Aim
Repeat word for word the lines from the one holding "Convert this document image to plain text." through the end, both ends included, and leave out every picture.

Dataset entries
====

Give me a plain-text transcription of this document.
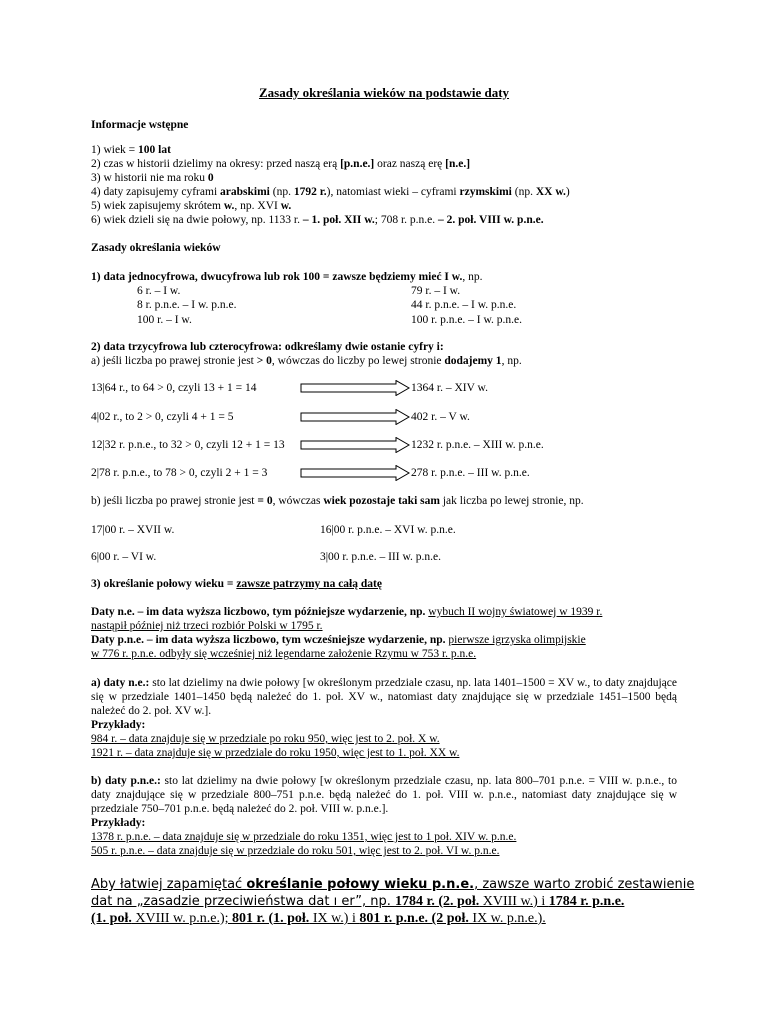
Zasady określania wieków na podstawie daty
Informacje wstępne
1) wiek = 100 lat
2) czas w historii dzielimy na okresy: przed naszą erą [p.n.e.] oraz naszą erę [n.e.]
3) w historii nie ma roku 0
4) daty zapisujemy cyframi arabskimi (np. 1792 r.), natomiast wieki – cyframi rzymskimi (np. XX w.)
5) wiek zapisujemy skrótem w., np. XVI w.
6) wiek dzieli się na dwie połowy, np. 1133 r. – 1. poł. XII w.; 708 r. p.n.e. – 2. poł. VIII w. p.n.e.
Zasady określania wieków
1) data jednocyfrowa, dwucyfrowa lub rok 100 = zawsze będziemy mieć I w., np.
6 r. – I w.	79 r. – I w.
8 r. p.n.e. – I w. p.n.e.	44 r. p.n.e. – I w. p.n.e.
100 r. – I w.	100 r. p.n.e. – I w. p.n.e.
2) data trzycyfrowa lub czterocyfrowa: odkreślamy dwie ostanie cyfry i:
a) jeśli liczba po prawej stronie jest > 0, wówczas do liczby po lewej stronie dodajemy 1, np.
13|64 r., to 64 > 0, czyli 13 + 1 = 14	1364 r. – XIV w.
4|02 r., to 2 > 0, czyli 4 + 1 = 5	402 r. – V w.
12|32 r. p.n.e., to 32 > 0, czyli 12 + 1 = 13	1232 r. p.n.e. – XIII w. p.n.e.
2|78 r. p.n.e., to 78 > 0, czyli 2 + 1 = 3	278 r. p.n.e. – III w. p.n.e.
b) jeśli liczba po prawej stronie jest = 0, wówczas wiek pozostaje taki sam jak liczba po lewej stronie, np.
17|00 r. – XVII w.	16|00 r. p.n.e. – XVI w. p.n.e.
6|00 r. – VI w.	3|00 r. p.n.e. – III w. p.n.e.
3) określanie połowy wieku = zawsze patrzymy na całą datę
Daty n.e. – im data wyższa liczbowo, tym późniejsze wydarzenie, np. wybuch II wojny światowej w 1939 r.
nastąpił później niż trzeci rozbiór Polski w 1795 r.
Daty p.n.e. – im data wyższa liczbowo, tym wcześniejsze wydarzenie, np. pierwsze igrzyska olimpijskie
w 776 r. p.n.e. odbyły się wcześniej niż legendarne założenie Rzymu w 753 r. p.n.e.
a) daty n.e.: sto lat dzielimy na dwie połowy [w określonym przedziale czasu, np. lata 1401–1500 = XV w., to daty znajdujące się w przedziale 1401–1450 będą należeć do 1. poł. XV w., natomiast daty znajdujące się w przedziale 1451–1500 będą należeć do 2. poł. XV w.].
Przykłady:
984 r. – data znajduje się w przedziale po roku 950, więc jest to 2. poł. X w.
1921 r. – data znajduje się w przedziale do roku 1950, więc jest to 1. poł. XX w.
b) daty p.n.e.: sto lat dzielimy na dwie połowy [w określonym przedziale czasu, np. lata 800–701 p.n.e. = VIII w. p.n.e., to daty znajdujące się w przedziale 800–751 p.n.e. będą należeć do 1. poł. VIII w. p.n.e., natomiast daty znajdujące się w przedziale 750–701 p.n.e. będą należeć do 2. poł. VIII w. p.n.e.].
Przykłady:
1378 r. p.n.e. – data znajduje się w przedziale do roku 1351, więc jest to 1 poł. XIV w. p.n.e.
505 r. p.n.e. – data znajduje się w przedziale do roku 501, więc jest to 2. poł. VI w. p.n.e.
Aby łatwiej zapamiętać określanie połowy wieku p.n.e., zawsze warto zrobić zestawienie
dat na „zasadzie przeciwieństwa dat ı er”, np. 1784 r. (2. poł. XVIII w.) i 1784 r. p.n.e.
(1. poł. XVIII w. p.n.e.); 801 r. (1. poł. IX w.) i 801 r. p.n.e. (2 poł. IX w. p.n.e.).
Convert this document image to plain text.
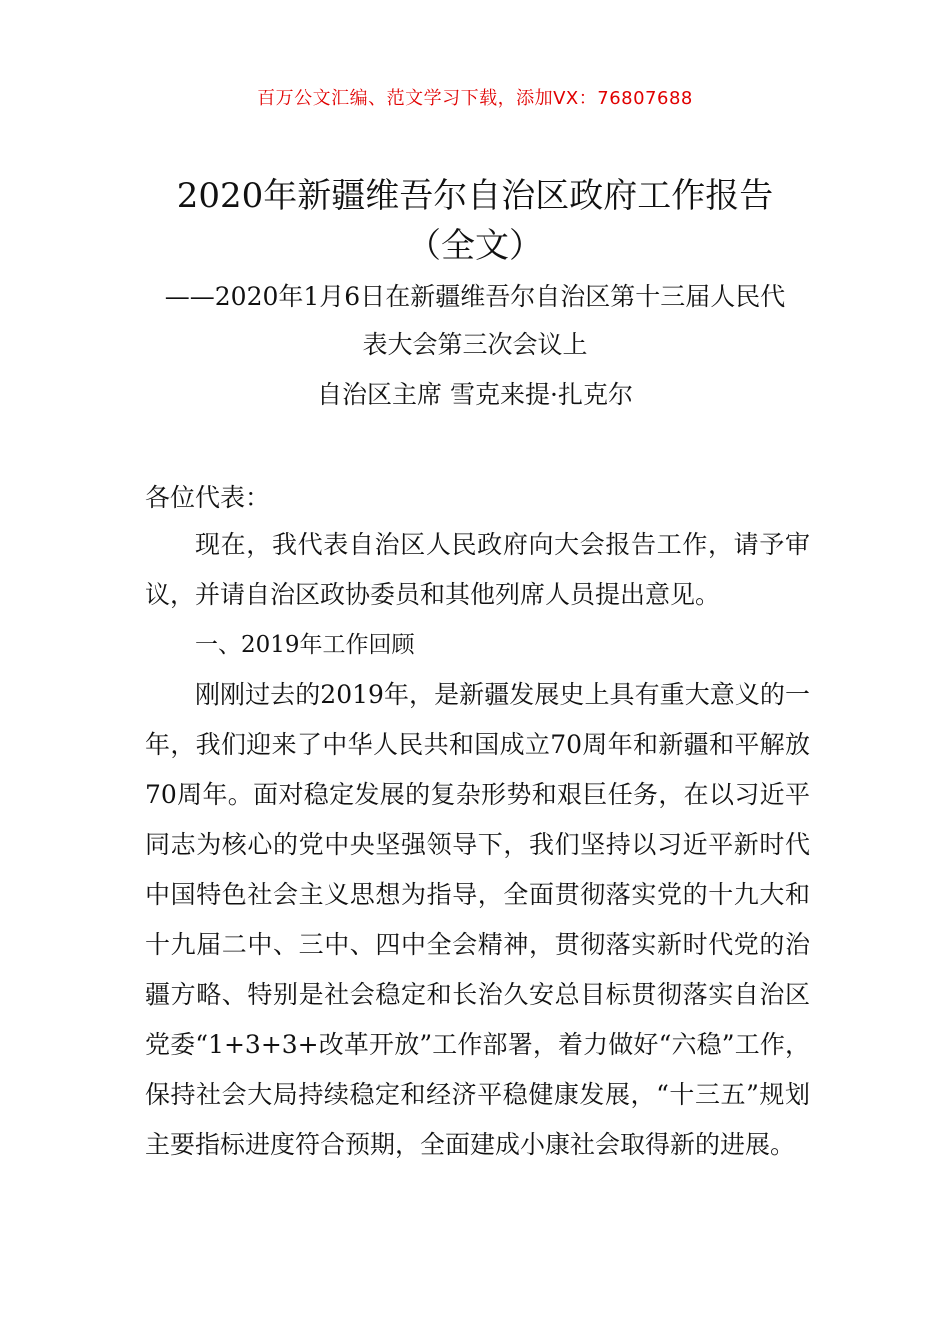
百万公文汇编、范文学习下载，添加VX：76807688
2020年新疆维吾尔自治区政府工作报告
（全文）
——2020年1月6日在新疆维吾尔自治区第十三届人民代
表大会第三次会议上
自治区主席 雪克来提·扎克尔
各位代表：
现在，我代表自治区人民政府向大会报告工作，请予审议，并请自治区政协委员和其他列席人员提出意见。
一、2019年工作回顾
刚刚过去的2019年，是新疆发展史上具有重大意义的一年，我们迎来了中华人民共和国成立70周年和新疆和平解放70周年。面对稳定发展的复杂形势和艰巨任务，在以习近平同志为核心的党中央坚强领导下，我们坚持以习近平新时代中国特色社会主义思想为指导，全面贯彻落实党的十九大和十九届二中、三中、四中全会精神，贯彻落实新时代党的治疆方略、特别是社会稳定和长治久安总目标贯彻落实自治区党委“1+3+3+改革开放”工作部署，着力做好“六稳”工作，保持社会大局持续稳定和经济平稳健康发展，“十三五”规划主要指标进度符合预期，全面建成小康社会取得新的进展。
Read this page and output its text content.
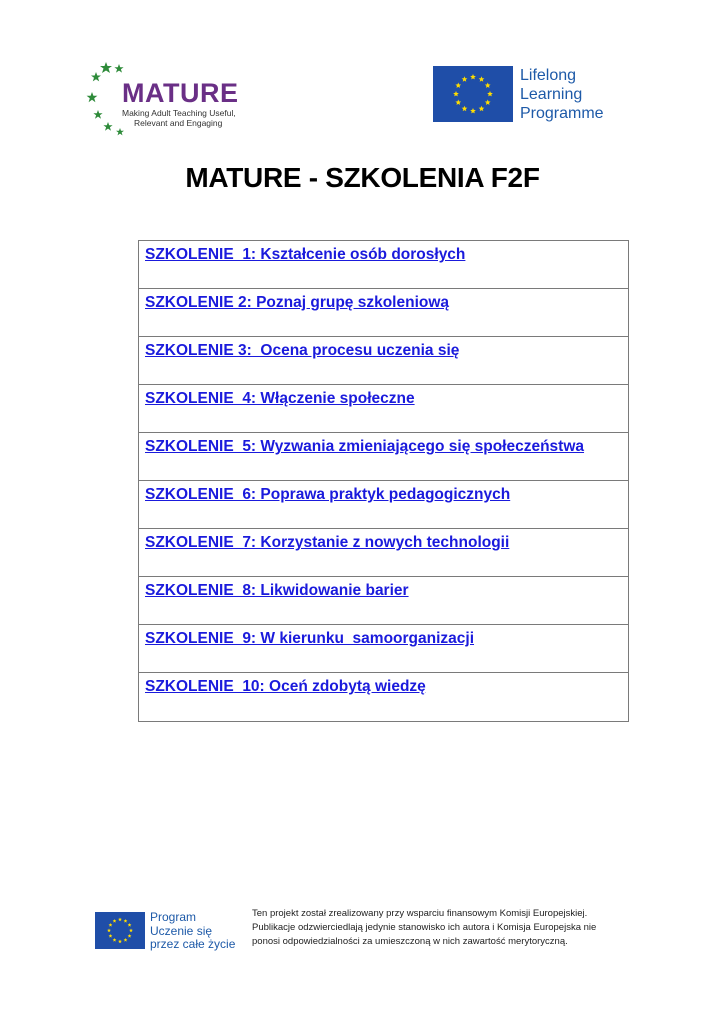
MATURE
Making Adult Teaching Useful,
Relevant and Engaging
Lifelong
Learning
Programme
MATURE - SZKOLENIA F2F
SZKOLENIE  1: Kształcenie osób dorosłych
SZKOLENIE 2: Poznaj grupę szkoleniową
SZKOLENIE 3:  Ocena procesu uczenia się
SZKOLENIE  4: Włączenie społeczne
SZKOLENIE  5: Wyzwania zmieniającego się społeczeństwa
SZKOLENIE  6: Poprawa praktyk pedagogicznych
SZKOLENIE  7: Korzystanie z nowych technologii
SZKOLENIE  8: Likwidowanie barier
SZKOLENIE  9: W kierunku  samoorganizacji
SZKOLENIE  10: Oceń zdobytą wiedzę
Program
Uczenie się
przez całe życie
Ten projekt został zrealizowany przy wsparciu finansowym Komisji Europejskiej.
Publikacje odzwierciedlają jedynie stanowisko ich autora i Komisja Europejska nie
ponosi odpowiedzialności za umieszczoną w nich zawartość merytoryczną.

====

Solution to the problem
Convert this document image to plain text.
百万公文汇编、范文学习下载，添加VX：76807688
2020年新疆维吾尔自治区政府工作报告
（全文）
——2020年1月6日在新疆维吾尔自治区第十三届人民代
表大会第三次会议上
自治区主席 雪克来提·扎克尔
各位代表：
现在，我代表自治区人民政府向大会报告工作，请予审议，并请自治区政协委员和其他列席人员提出意见。
一、2019年工作回顾
刚刚过去的2019年，是新疆发展史上具有重大意义的一年，我们迎来了中华人民共和国成立70周年和新疆和平解放70周年。面对稳定发展的复杂形势和艰巨任务，在以习近平同志为核心的党中央坚强领导下，我们坚持以习近平新时代中国特色社会主义思想为指导，全面贯彻落实党的十九大和十九届二中、三中、四中全会精神，贯彻落实新时代党的治疆方略、特别是社会稳定和长治久安总目标贯彻落实自治区党委“1+3+3+改革开放”工作部署，着力做好“六稳”工作，保持社会大局持续稳定和经济平稳健康发展，“十三五”规划主要指标进度符合预期，全面建成小康社会取得新的进展。
Read this page and output its text content.
MATURE
Making Adult Teaching Useful,
Relevant and Engaging
Lifelong
Learning
Programme
MATURE - SZKOLENIA F2F
SZKOLENIE  1: Kształcenie osób dorosłych
SZKOLENIE 2: Poznaj grupę szkoleniową
SZKOLENIE 3:  Ocena procesu uczenia się
SZKOLENIE  4: Włączenie społeczne
SZKOLENIE  5: Wyzwania zmieniającego się społeczeństwa
SZKOLENIE  6: Poprawa praktyk pedagogicznych
SZKOLENIE  7: Korzystanie z nowych technologii
SZKOLENIE  8: Likwidowanie barier
SZKOLENIE  9: W kierunku  samoorganizacji
SZKOLENIE  10: Oceń zdobytą wiedzę
Program
Uczenie się
przez całe życie
Ten projekt został zrealizowany przy wsparciu finansowym Komisji Europejskiej.
Publikacje odzwierciedlają jedynie stanowisko ich autora i Komisja Europejska nie
ponosi odpowiedzialności za umieszczoną w nich zawartość merytoryczną.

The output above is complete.